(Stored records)
--- BEGIN ---
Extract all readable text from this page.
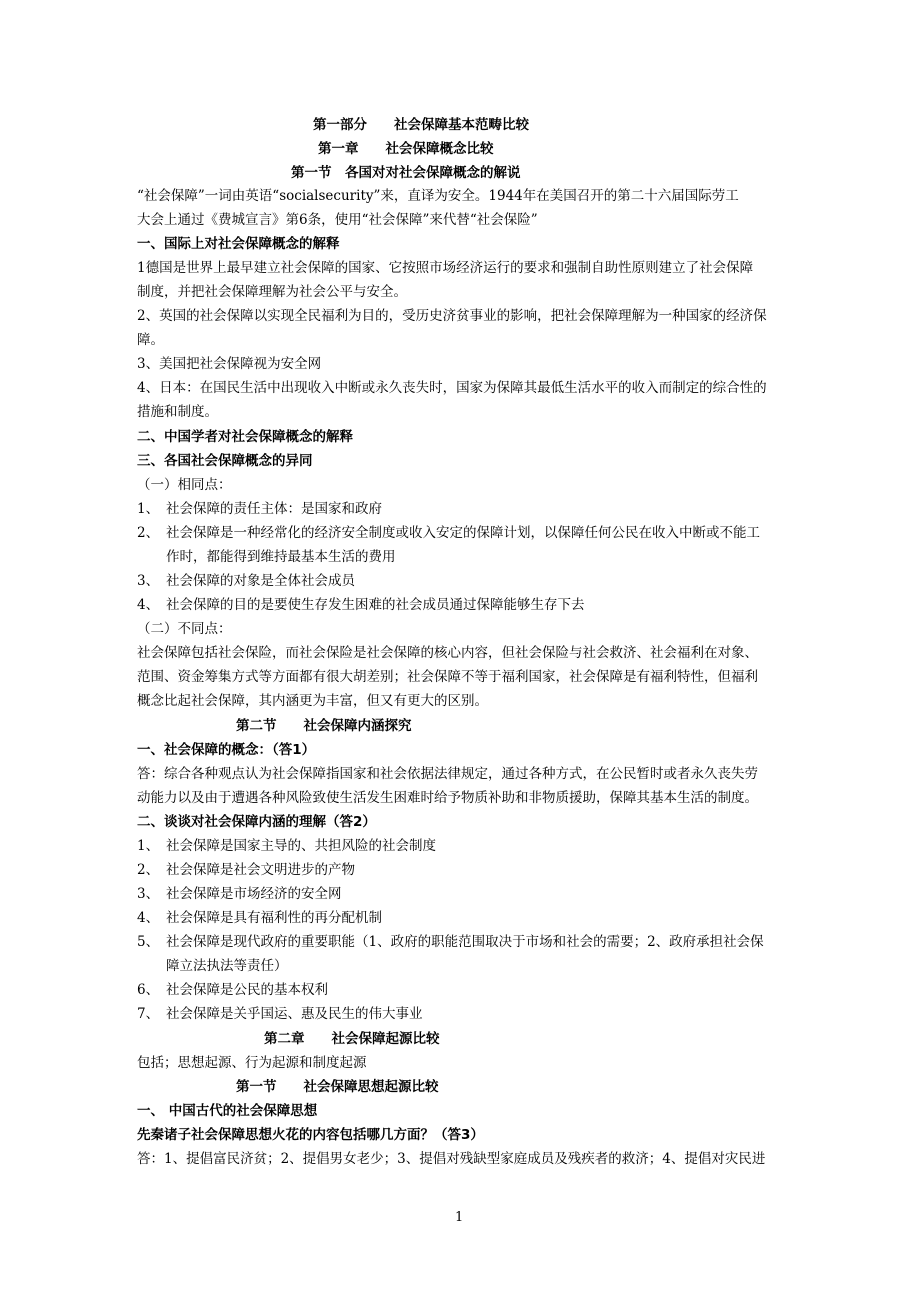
第一部分　　社会保障基本范畴比较
第一章　　社会保障概念比较
第一节　各国对对社会保障概念的解说
“社会保障”一词由英语“socialsecurity”来，直译为安全。1944年在美国召开的第二十六届国际劳工
大会上通过《费城宣言》第6条，使用“社会保障”来代替“社会保险”
一、国际上对社会保障概念的解释
1德国是世界上最早建立社会保障的国家、它按照市场经济运行的要求和强制自助性原则建立了社会保障
制度，并把社会保障理解为社会公平与安全。
2、英国的社会保障以实现全民福利为目的，受历史济贫事业的影响，把社会保障理解为一种国家的经济保
障。
3、美国把社会保障视为安全网
4、日本：在国民生活中出现收入中断或永久丧失时，国家为保障其最低生活水平的收入而制定的综合性的
措施和制度。
二、中国学者对社会保障概念的解释
三、各国社会保障概念的异同
（一）相同点：
1、 社会保障的责任主体：是国家和政府
2、 社会保障是一种经常化的经济安全制度或收入安定的保障计划，以保障任何公民在收入中断或不能工
作时，都能得到维持最基本生活的费用
3、 社会保障的对象是全体社会成员
4、 社会保障的目的是要使生存发生困难的社会成员通过保障能够生存下去
（二）不同点：
社会保障包括社会保险，而社会保险是社会保障的核心内容，但社会保险与社会救济、社会福利在对象、
范围、资金筹集方式等方面都有很大胡差别；社会保障不等于福利国家，社会保障是有福利特性，但福利
概念比起社会保障，其内涵更为丰富，但又有更大的区别。
第二节　　社会保障内涵探究
一、社会保障的概念：（答1）
答：综合各种观点认为社会保障指国家和社会依据法律规定，通过各种方式，在公民暂时或者永久丧失劳
动能力以及由于遭遇各种风险致使生活发生困难时给予物质补助和非物质援助，保障其基本生活的制度。
二、谈谈对社会保障内涵的理解（答2）
1、 社会保障是国家主导的、共担风险的社会制度
2、 社会保障是社会文明进步的产物
3、 社会保障是市场经济的安全网
4、 社会保障是具有福利性的再分配机制
5、 社会保障是现代政府的重要职能（1、政府的职能范围取决于市场和社会的需要；2、政府承担社会保
障立法执法等责任）
6、 社会保障是公民的基本权利
7、 社会保障是关乎国运、惠及民生的伟大事业
第二章　　社会保障起源比较
包括；思想起源、行为起源和制度起源
第一节　　社会保障思想起源比较
一、 中国古代的社会保障思想
先秦诸子社会保障思想火花的内容包括哪几方面？（答3）
答：1、提倡富民济贫；2、提倡男女老少；3、提倡对残缺型家庭成员及残疾者的救济；4、提倡对灾民进
1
--- END ---
→ What the exercise asks
Every line above should be repeated exactly; pictures stay out of the copy.

→ Solution for this task
Extract all readable text from this page.
第一部分　　社会保障基本范畴比较
第一章　　社会保障概念比较
第一节　各国对对社会保障概念的解说
“社会保障”一词由英语“socialsecurity”来，直译为安全。1944年在美国召开的第二十六届国际劳工
大会上通过《费城宣言》第6条，使用“社会保障”来代替“社会保险”
一、国际上对社会保障概念的解释
1德国是世界上最早建立社会保障的国家、它按照市场经济运行的要求和强制自助性原则建立了社会保障
制度，并把社会保障理解为社会公平与安全。
2、英国的社会保障以实现全民福利为目的，受历史济贫事业的影响，把社会保障理解为一种国家的经济保
障。
3、美国把社会保障视为安全网
4、日本：在国民生活中出现收入中断或永久丧失时，国家为保障其最低生活水平的收入而制定的综合性的
措施和制度。
二、中国学者对社会保障概念的解释
三、各国社会保障概念的异同
（一）相同点：
1、 社会保障的责任主体：是国家和政府
2、 社会保障是一种经常化的经济安全制度或收入安定的保障计划，以保障任何公民在收入中断或不能工
作时，都能得到维持最基本生活的费用
3、 社会保障的对象是全体社会成员
4、 社会保障的目的是要使生存发生困难的社会成员通过保障能够生存下去
（二）不同点：
社会保障包括社会保险，而社会保险是社会保障的核心内容，但社会保险与社会救济、社会福利在对象、
范围、资金筹集方式等方面都有很大胡差别；社会保障不等于福利国家，社会保障是有福利特性，但福利
概念比起社会保障，其内涵更为丰富，但又有更大的区别。
第二节　　社会保障内涵探究
一、社会保障的概念：（答1）
答：综合各种观点认为社会保障指国家和社会依据法律规定，通过各种方式，在公民暂时或者永久丧失劳
动能力以及由于遭遇各种风险致使生活发生困难时给予物质补助和非物质援助，保障其基本生活的制度。
二、谈谈对社会保障内涵的理解（答2）
1、 社会保障是国家主导的、共担风险的社会制度
2、 社会保障是社会文明进步的产物
3、 社会保障是市场经济的安全网
4、 社会保障是具有福利性的再分配机制
5、 社会保障是现代政府的重要职能（1、政府的职能范围取决于市场和社会的需要；2、政府承担社会保
障立法执法等责任）
6、 社会保障是公民的基本权利
7、 社会保障是关乎国运、惠及民生的伟大事业
第二章　　社会保障起源比较
包括；思想起源、行为起源和制度起源
第一节　　社会保障思想起源比较
一、 中国古代的社会保障思想
先秦诸子社会保障思想火花的内容包括哪几方面？（答3）
答：1、提倡富民济贫；2、提倡男女老少；3、提倡对残缺型家庭成员及残疾者的救济；4、提倡对灾民进
1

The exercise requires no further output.